**Travail à faire**:
• a. Reproduisez le passage du texte sur Mme de Pompadour qui commence par « De fait, dès » et se poursuit jusqu'à « bien d’autres maîtresses. ».
• b. Donnez la suite du texte sur la faveur de Mme de Pompadour auprès de Louis XV, à partir de sa dernière phrase.

**Texte de lecture**:
******

De fait, dès 1750, Louis XV lançait déjà autour de lui des regards de convoitise sur les jolies femmes de la cour, même sur les amies de la favorite comme Mme  d’Amblimont qui, avec une fidélité à l’amitié fort méritoire en l’espèce et extraordinaire à l’époque, repoussa les avances du roi, ou Mme  d’Estrade, qui n’eut pas, elle, la même prudence et paya de la disgrâce ses tentatives pour supplanter Mme  de Pompadour. Si les intrigues de cour n’aboutirent pas, le roi se dédommagea du moins avec des filles du peuple, telle Mlle  Murphy, qu’il entretint plusieurs années dans une petite maison, dont il eut un enfant, et à qui succèdent bien d’autres maîtresses.

Ces passades du roi donneront aux ennemis de la marquise de nombreux et faux espoirs. Il n’est pas d’année, à partir de 1746, où le bruit ne se répande à la Cour, à la ville, que la favorite sera bientôt congédiée, qu’une autre femme, Mme  d’Estrade, ou Mme  de la Marck, ou la princesse de Robecq, ira incessamment la remplacer dans la faveur royale, que son « crédit est sur son déclin » ou « sur son couchant ».

Ainsi avait-on dit naguère du cardinal de Fleury. Comme celui-ci, cependant, Mme  de Pompadour resta en faveur jusqu’à sa mort.

******

**Données enregistrées**:
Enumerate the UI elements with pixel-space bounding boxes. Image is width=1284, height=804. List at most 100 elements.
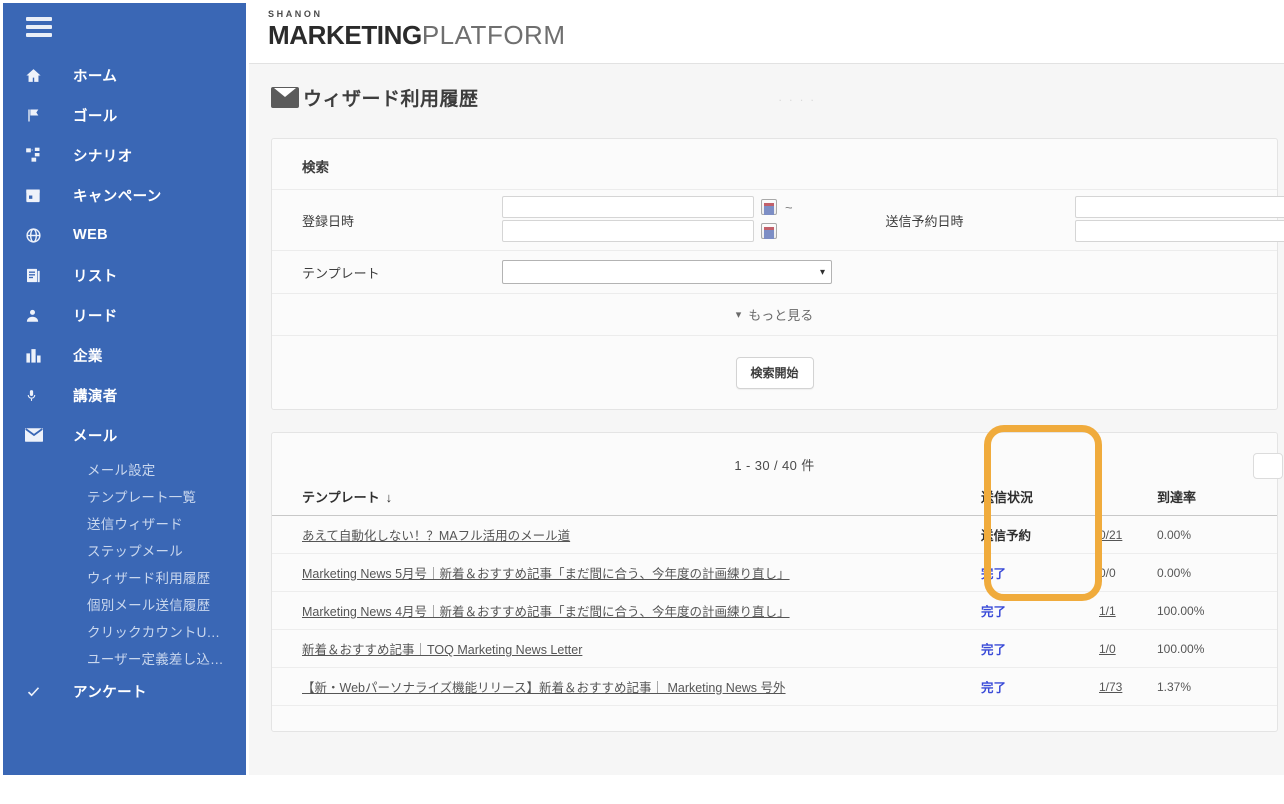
template-link[interactable]: 新着＆おすすめ記事｜TOQ Marketing News Letter: [302, 643, 582, 657]
sort-arrow-icon: ↓: [385, 490, 393, 505]
logo-title: MARKETINGPLATFORM: [268, 20, 1284, 50]
registered-date-label: 登録日時: [302, 213, 355, 229]
sidebar: ホームゴール シナリオキャンペーン WEB リストリード 企業講演者メール メール設定テン…: [3, 3, 246, 775]
registered-date-from-input[interactable]: [502, 196, 754, 218]
sidebar-item-9[interactable]: 講演者: [3, 375, 246, 415]
template-link[interactable]: Marketing News 4月号｜新着＆おすすめ記事「まだ間に合う、今年度の…: [302, 605, 790, 619]
sidebar-item-3[interactable]: シナリオ: [3, 135, 246, 175]
logo-shanon-text: SHANON: [268, 9, 323, 19]
page-header: ウィザード利用履歴 . . . .: [249, 64, 1284, 130]
sidebar-item-1[interactable]: ホーム: [3, 55, 246, 95]
results-panel: 1 - 30 / 40 件 テンプレート ↓ 送信状況 到達率 あえて自動化しない…: [271, 425, 1283, 732]
sidebar-subitem-1[interactable]: メール設定: [3, 455, 246, 482]
scheduled-date-from-input[interactable]: [1074, 196, 1284, 218]
table-header-row: テンプレート ↓ 送信状況 到達率: [272, 479, 1277, 516]
results-table-body: あえて自動化しない！？MAフル活用のメール道 送信予約 0/21 0.00% Marke…: [272, 515, 1277, 706]
template-link[interactable]: Marketing News 5月号｜新着＆おすすめ記事「まだ間に合う、今年度の…: [302, 567, 790, 581]
sidebar-subitem-label: テンプレート一覧: [87, 489, 197, 505]
sitemap-icon: [25, 144, 51, 166]
sidebar-subitem-label: ウィザード利用履歴: [87, 570, 211, 586]
search-submit-button[interactable]: 検索開始: [735, 356, 814, 389]
registered-date-inputs: ~: [502, 190, 793, 250]
sidebar-subitem-5[interactable]: ウィザード利用履歴: [3, 563, 246, 590]
send-count[interactable]: 1/73: [1099, 680, 1122, 694]
sidebar-subitem-3[interactable]: 送信ウィザード: [3, 509, 246, 536]
show-more-label: もっと見る: [748, 308, 814, 323]
cell-count: 1/73: [1099, 667, 1157, 706]
sidebar-item-label: キャンペーン: [73, 188, 162, 205]
search-row-dates: 登録日時 ~ 送信予約日時: [272, 189, 1284, 250]
show-more-toggle[interactable]: ▾ もっと見る: [272, 293, 1277, 335]
status-badge[interactable]: 完了: [981, 605, 1006, 619]
results-count: 1 - 30 / 40 件: [734, 457, 815, 473]
sidebar-item-label: アンケート: [73, 684, 147, 701]
sidebar-subitem-label: 個別メール送信履歴: [87, 597, 211, 613]
send-count[interactable]: 0/21: [1099, 528, 1122, 542]
results-action-button[interactable]: [1253, 453, 1283, 479]
brand-logo: SHANON MARKETINGPLATFORM: [249, 0, 1284, 64]
cell-status: 完了: [981, 667, 1099, 706]
sidebar-item-4[interactable]: キャンペーン: [3, 175, 246, 215]
check-icon: [25, 680, 51, 702]
template-link[interactable]: 【新・Webパーソナライズ機能リリース】新着＆おすすめ記事｜ Marketing…: [302, 681, 786, 695]
send-count[interactable]: 1/1: [1099, 604, 1116, 618]
status-badge[interactable]: 完了: [981, 681, 1006, 695]
sidebar-subitem-4[interactable]: ステップメール: [3, 536, 246, 563]
template-link[interactable]: あえて自動化しない！？MAフル活用のメール道: [302, 529, 570, 543]
sidebar-subitem-8[interactable]: ユーザー定義差し込…: [3, 644, 246, 671]
status-badge[interactable]: 完了: [981, 643, 1006, 657]
calendar-picker-icon[interactable]: [761, 223, 777, 239]
sidebar-item-2[interactable]: ゴール: [3, 95, 246, 135]
hamburger-menu-button[interactable]: [3, 3, 246, 55]
table-row: あえて自動化しない！？MAフル活用のメール道 送信予約 0/21 0.00%: [272, 515, 1277, 554]
hamburger-icon: [26, 17, 52, 41]
sidebar-item-6[interactable]: リスト: [3, 255, 246, 295]
cell-count: 0/21: [1099, 515, 1157, 554]
send-count[interactable]: 1/0: [1099, 642, 1116, 656]
column-header-status[interactable]: 送信状況: [981, 479, 1099, 516]
sidebar-item-label: ホーム: [73, 68, 118, 85]
calendar-picker-icon[interactable]: [761, 199, 777, 215]
delivery-rate: 100.00%: [1157, 641, 1205, 656]
sidebar-item-label: 講演者: [73, 388, 118, 405]
sidebar-item-7[interactable]: リード: [3, 295, 246, 335]
envelope-icon: [25, 424, 51, 446]
template-field: テンプレート ▾: [272, 251, 832, 293]
template-label: テンプレート: [302, 265, 380, 281]
sidebar-item-label: リスト: [73, 268, 118, 285]
header-decoration: . . . .: [778, 90, 816, 104]
bottom-blank-strip: [0, 775, 1284, 804]
sidebar-item-10[interactable]: メール: [3, 415, 246, 455]
search-panel-title: 検索: [302, 160, 329, 175]
sidebar-subitem-6[interactable]: 個別メール送信履歴: [3, 590, 246, 617]
sidebar-item-survey[interactable]: アンケート: [3, 671, 246, 711]
status-badge[interactable]: 完了: [981, 567, 1006, 581]
sidebar-subitem-label: 送信ウィザード: [87, 516, 183, 532]
status-badge: 送信予約: [981, 529, 1032, 543]
results-table: テンプレート ↓ 送信状況 到達率 あえて自動化しない！？MAフル活用のメール道 送…: [272, 479, 1277, 706]
cell-rate: 0.00%: [1157, 515, 1277, 554]
sidebar-item-8[interactable]: 企業: [3, 335, 246, 375]
logo-marketing-text: MARKETING: [268, 20, 422, 50]
page-title: ウィザード利用履歴: [303, 88, 479, 110]
app-root: ホーム ゴール シナリオ キャンペーン WEB リスト リード 企業 講演者 メール メール設定 テン…: [0, 0, 1284, 804]
sidebar-item-5[interactable]: WEB: [3, 215, 246, 255]
cell-template: Marketing News 4月号｜新着＆おすすめ記事「まだ間に合う、今年度の…: [272, 591, 981, 630]
column-header-count: [1099, 479, 1157, 516]
sidebar-subitem-7[interactable]: クリックカウントU…: [3, 617, 246, 644]
cell-template: 新着＆おすすめ記事｜TOQ Marketing News Letter: [272, 629, 981, 668]
delivery-rate: 1.37%: [1157, 679, 1192, 694]
cell-rate: 100.00%: [1157, 629, 1277, 668]
cell-rate: 100.00%: [1157, 591, 1277, 630]
column-header-template[interactable]: テンプレート ↓: [272, 479, 981, 516]
search-panel: 検索 登録日時 ~ 送信予約日時 テンプレート ▾ ▾ もっと見る 検索開始: [271, 138, 1284, 410]
registered-date-to-input[interactable]: [502, 220, 754, 242]
scheduled-date-to-input[interactable]: [1074, 220, 1284, 242]
envelope-icon: [271, 86, 299, 108]
column-header-rate[interactable]: 到達率: [1157, 479, 1277, 516]
results-count-row: 1 - 30 / 40 件: [272, 449, 1283, 479]
delivery-rate: 0.00%: [1157, 527, 1192, 542]
main-area: SHANON MARKETINGPLATFORM ウィザード利用履歴 . . .…: [249, 0, 1284, 804]
column-header-template-label: テンプレート: [302, 490, 380, 505]
sidebar-subitem-2[interactable]: テンプレート一覧: [3, 482, 246, 509]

******

**Corrigé**:
• a.
De fait, dès 1750, Louis XV lançait déjà autour de lui des regards de convoitise sur les jolies femmes de la cour, même sur les amies de la favorite comme Mme  d’Amblimont qui, avec une fidélité à l’amitié fort méritoire en l’espèce et extraordinaire à l’époque, repoussa les avances du roi, ou Mme  d’Estrade, qui n’eut pas, elle, la même prudence et paya de la disgrâce ses tentatives pour supplanter Mme  de Pompadour. Si les intrigues de cour n’aboutirent pas, le roi se dédommagea du moins avec des filles du peuple, telle Mlle  Murphy, qu’il entretint plusieurs années dans une petite maison, dont il eut un enfant, et à qui succèdent bien d’autres maîtresses.

• b.
Pour étrange qu’apparaisse à première vue l’assimilation, peut-être est-ce pour des raisons de même nature que Louis XV maintint à l’un et à l’autre toute sa confiance. Si volage qu’il fût en amour, Louis XV était constant en amitié. Il resta toute sa vie assez timide, lent à se lier, répugnant à voir autour de lui de nouveaux visages. Et les habitudes eurent sur lui une force très grande. Habitué dans sa jeunesse au cardinal de Fleury, Louis XV le fut dans son âge mûr à Mme  de Pompadour « Le roi vous est attaché par les chaînes de l’habitude », dit un jour Mme  de Brancas à Mme  de Pompadour, qui lui faisait part de ses inquiétudes sur le maintien de la faveur royale[2]. La remarque était d’une très juste psychologie. Lors même en effet qu’à partir de 1756 tout lien sensuel eût été rompu entre le roi et la marquise de Pompadour, les espoirs de ceux qui aspiraient à la remplacer furent vains ; elle conserva dans le cœur,

  1. Mme  de Hausset. Mémoires : « Mme  de Pompadour se rendit un jour malade pour avoir mangé trop de chocolat, de truffes et autres mets échauffants et raconta à Mme  de Brancas qu’elle suivait exprès ce régime dans l’espoir de modifier son tempérament. »
  2. Mme  de Hausset. Mémoires.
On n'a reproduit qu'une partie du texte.